Work to be completed: Pick out all lines in the listing holding the string "Level" and copy them.

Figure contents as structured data

========================================================================

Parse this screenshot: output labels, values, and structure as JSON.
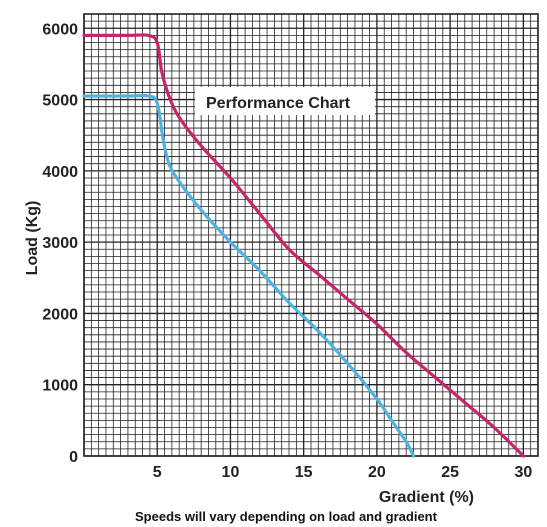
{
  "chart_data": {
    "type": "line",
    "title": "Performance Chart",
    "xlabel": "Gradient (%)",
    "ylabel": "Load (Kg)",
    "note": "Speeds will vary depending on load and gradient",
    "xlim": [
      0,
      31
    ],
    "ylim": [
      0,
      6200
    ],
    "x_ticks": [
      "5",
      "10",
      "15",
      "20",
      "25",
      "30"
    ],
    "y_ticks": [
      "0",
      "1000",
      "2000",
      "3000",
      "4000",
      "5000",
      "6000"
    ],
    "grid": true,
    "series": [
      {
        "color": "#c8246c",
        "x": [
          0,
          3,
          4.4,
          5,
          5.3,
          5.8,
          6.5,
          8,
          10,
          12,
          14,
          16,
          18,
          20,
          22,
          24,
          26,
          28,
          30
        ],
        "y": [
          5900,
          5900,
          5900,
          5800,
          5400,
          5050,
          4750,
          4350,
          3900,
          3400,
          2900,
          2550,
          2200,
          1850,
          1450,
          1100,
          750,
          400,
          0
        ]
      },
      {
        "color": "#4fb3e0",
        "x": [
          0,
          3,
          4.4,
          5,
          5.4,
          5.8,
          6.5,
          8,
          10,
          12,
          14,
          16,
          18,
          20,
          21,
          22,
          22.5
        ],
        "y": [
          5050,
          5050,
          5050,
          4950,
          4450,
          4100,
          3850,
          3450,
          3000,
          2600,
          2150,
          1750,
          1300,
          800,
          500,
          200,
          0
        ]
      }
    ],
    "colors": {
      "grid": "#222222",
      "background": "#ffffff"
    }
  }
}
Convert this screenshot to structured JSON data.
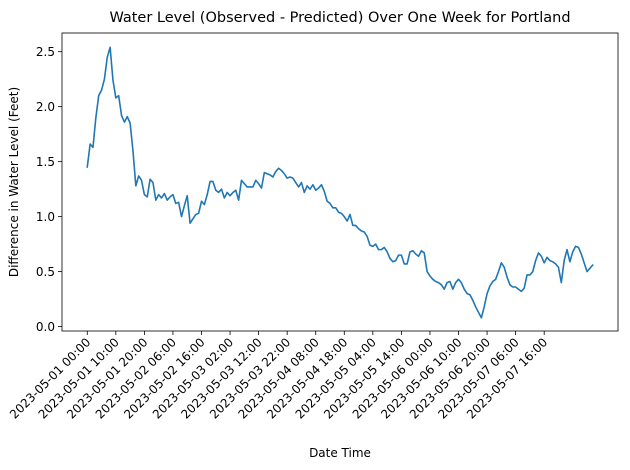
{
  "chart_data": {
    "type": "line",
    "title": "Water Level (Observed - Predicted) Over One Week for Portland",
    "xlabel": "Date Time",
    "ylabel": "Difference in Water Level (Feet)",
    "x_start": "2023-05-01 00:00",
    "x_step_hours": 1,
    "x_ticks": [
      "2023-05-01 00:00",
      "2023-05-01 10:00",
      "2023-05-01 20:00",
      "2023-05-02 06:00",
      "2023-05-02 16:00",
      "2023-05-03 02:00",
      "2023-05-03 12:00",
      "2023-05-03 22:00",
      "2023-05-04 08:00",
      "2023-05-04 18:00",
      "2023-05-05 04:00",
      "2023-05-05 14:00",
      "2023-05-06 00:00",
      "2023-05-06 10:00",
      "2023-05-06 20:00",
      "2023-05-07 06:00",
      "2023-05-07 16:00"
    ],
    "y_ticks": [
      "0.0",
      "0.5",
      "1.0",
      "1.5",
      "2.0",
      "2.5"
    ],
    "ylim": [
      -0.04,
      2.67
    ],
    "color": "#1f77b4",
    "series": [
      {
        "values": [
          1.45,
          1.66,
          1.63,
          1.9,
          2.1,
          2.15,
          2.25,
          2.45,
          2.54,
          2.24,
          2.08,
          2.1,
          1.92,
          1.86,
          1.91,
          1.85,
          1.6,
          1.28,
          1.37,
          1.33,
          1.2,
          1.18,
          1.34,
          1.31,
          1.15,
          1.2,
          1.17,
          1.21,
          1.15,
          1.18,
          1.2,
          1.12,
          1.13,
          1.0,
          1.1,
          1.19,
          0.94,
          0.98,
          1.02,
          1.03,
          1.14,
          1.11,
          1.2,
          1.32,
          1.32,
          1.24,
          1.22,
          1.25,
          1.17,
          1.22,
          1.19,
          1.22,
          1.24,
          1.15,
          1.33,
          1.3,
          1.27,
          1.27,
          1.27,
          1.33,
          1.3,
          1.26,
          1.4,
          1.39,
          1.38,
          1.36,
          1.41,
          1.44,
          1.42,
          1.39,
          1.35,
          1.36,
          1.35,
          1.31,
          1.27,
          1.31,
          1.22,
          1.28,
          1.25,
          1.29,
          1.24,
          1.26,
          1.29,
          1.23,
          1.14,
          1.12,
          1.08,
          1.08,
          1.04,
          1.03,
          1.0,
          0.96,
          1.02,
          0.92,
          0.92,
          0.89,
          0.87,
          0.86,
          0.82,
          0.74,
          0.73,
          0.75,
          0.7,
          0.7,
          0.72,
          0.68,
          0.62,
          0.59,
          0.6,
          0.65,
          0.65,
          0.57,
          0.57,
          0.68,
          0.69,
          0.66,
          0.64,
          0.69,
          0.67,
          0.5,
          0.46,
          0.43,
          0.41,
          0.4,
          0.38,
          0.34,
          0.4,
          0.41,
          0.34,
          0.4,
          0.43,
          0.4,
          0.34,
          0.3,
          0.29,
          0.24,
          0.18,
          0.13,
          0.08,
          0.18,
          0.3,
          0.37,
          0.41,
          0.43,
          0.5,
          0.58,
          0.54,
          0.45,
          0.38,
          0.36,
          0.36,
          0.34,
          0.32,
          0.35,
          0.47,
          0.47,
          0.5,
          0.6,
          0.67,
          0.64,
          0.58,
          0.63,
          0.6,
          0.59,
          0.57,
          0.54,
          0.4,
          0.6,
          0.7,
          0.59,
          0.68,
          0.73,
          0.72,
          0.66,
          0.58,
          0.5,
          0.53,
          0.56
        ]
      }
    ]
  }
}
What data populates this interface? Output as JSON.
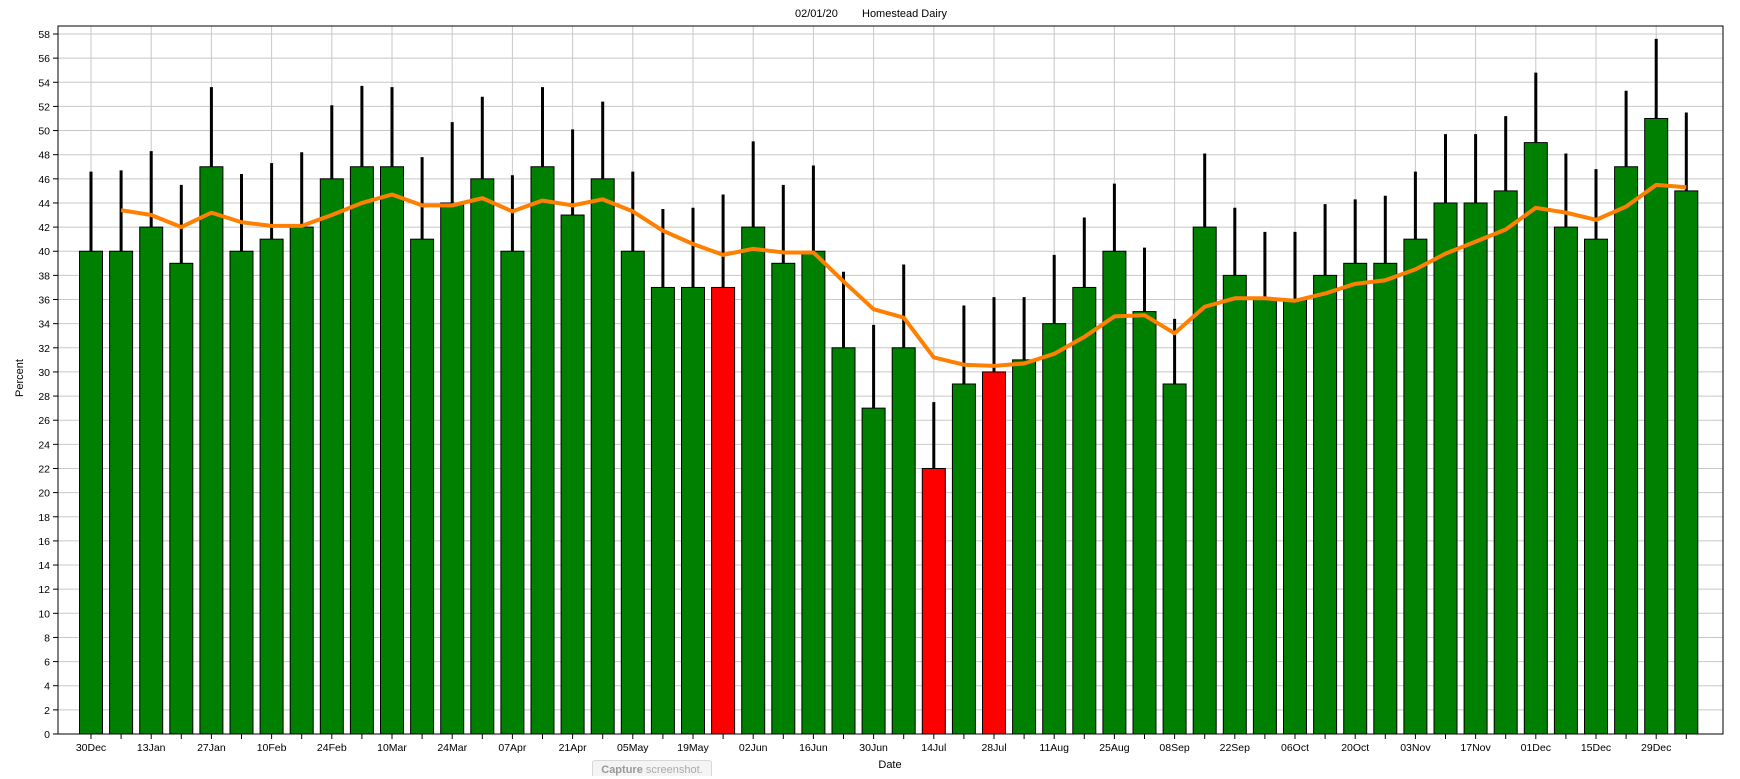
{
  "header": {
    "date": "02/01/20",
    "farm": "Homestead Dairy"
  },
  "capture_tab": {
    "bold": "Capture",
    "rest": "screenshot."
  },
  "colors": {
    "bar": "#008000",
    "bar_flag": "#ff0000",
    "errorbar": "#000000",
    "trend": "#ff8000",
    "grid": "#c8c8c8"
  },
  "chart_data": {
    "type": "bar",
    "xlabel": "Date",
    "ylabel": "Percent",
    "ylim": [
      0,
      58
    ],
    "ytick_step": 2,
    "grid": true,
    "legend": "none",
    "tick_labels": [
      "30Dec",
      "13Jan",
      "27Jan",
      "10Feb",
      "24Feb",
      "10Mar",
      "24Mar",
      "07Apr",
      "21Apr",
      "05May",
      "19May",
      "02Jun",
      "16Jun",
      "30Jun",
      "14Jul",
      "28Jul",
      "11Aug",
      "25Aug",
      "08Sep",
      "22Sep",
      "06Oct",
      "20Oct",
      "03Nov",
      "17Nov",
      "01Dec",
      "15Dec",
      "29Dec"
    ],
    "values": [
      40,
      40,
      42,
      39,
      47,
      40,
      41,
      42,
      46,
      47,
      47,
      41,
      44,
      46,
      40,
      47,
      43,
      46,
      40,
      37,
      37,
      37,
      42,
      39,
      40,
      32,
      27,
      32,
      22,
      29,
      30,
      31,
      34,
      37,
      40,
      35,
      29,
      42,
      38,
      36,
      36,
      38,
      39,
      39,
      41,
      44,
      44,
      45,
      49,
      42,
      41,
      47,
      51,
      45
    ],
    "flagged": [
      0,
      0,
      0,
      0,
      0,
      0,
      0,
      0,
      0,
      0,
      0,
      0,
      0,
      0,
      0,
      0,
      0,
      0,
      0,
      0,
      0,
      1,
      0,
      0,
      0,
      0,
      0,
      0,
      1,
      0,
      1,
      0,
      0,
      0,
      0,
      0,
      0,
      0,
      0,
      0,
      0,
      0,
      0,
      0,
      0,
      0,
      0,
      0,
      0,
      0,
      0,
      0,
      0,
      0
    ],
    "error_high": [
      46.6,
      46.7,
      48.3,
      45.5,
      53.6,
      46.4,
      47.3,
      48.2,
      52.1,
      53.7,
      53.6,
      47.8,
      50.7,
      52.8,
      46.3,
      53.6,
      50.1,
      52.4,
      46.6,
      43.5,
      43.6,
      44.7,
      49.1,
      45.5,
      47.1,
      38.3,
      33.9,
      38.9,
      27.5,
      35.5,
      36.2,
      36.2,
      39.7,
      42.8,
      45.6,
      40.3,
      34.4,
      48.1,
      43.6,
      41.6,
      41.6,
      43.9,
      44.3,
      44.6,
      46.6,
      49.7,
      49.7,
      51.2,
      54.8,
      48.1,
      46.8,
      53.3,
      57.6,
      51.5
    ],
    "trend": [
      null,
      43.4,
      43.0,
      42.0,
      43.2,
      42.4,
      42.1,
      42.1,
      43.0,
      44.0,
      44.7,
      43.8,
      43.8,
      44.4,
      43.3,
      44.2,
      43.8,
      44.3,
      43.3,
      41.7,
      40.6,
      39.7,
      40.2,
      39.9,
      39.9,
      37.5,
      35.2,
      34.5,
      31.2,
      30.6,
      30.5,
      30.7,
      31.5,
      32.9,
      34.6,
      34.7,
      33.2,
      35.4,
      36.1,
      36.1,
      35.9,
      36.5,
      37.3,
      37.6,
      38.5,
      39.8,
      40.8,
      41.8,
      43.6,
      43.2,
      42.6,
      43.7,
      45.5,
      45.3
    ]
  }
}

========================================================================

Answer for the task:
    "title": "Water Level (Observed - Predicted) Over One Week for Portland",
    "ylabel": "Difference in Water Level (Feet)",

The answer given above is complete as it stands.